◆ **What is needed**
Check every line below for the string "Fentanyl", and copy the lines that contain it.

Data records
============================================================

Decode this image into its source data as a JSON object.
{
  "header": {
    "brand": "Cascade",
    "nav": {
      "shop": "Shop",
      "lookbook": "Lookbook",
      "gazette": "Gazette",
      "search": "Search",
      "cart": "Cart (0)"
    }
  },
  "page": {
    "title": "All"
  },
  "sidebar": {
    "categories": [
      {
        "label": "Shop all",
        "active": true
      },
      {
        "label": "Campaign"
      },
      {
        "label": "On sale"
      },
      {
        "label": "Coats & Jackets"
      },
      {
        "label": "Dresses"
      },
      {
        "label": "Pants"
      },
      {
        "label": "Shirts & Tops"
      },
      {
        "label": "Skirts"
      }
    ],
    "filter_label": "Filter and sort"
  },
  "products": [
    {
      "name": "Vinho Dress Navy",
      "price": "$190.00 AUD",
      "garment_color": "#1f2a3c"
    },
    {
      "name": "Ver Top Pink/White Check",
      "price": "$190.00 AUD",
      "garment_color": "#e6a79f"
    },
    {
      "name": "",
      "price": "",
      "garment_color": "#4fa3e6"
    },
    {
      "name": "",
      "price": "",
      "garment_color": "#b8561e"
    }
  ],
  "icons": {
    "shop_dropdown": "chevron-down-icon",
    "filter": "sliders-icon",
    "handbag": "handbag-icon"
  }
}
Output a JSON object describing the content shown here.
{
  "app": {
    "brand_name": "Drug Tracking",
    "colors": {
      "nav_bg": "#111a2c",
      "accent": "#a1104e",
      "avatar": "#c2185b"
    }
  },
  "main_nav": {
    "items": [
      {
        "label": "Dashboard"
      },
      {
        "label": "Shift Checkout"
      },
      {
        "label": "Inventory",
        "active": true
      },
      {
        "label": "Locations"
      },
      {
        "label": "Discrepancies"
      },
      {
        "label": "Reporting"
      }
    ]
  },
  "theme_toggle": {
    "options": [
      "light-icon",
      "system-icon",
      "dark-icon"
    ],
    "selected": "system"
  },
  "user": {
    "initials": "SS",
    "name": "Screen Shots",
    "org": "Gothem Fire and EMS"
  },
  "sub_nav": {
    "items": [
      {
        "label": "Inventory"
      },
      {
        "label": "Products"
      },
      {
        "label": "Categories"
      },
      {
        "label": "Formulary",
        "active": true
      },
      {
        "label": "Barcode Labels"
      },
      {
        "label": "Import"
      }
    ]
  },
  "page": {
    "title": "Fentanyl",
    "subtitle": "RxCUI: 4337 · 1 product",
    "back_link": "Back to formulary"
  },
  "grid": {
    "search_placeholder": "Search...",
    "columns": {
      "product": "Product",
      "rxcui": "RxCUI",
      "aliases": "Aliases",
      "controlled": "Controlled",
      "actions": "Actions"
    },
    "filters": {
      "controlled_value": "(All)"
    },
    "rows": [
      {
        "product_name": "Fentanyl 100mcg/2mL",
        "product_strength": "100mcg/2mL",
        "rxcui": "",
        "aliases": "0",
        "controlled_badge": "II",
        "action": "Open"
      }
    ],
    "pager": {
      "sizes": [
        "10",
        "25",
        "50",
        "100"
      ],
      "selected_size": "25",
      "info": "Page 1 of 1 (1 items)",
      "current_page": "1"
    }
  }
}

============================================================

◆ **Output of the exercise**
    "title": "Fentanyl",
        "product_name": "Fentanyl 100mcg/2mL",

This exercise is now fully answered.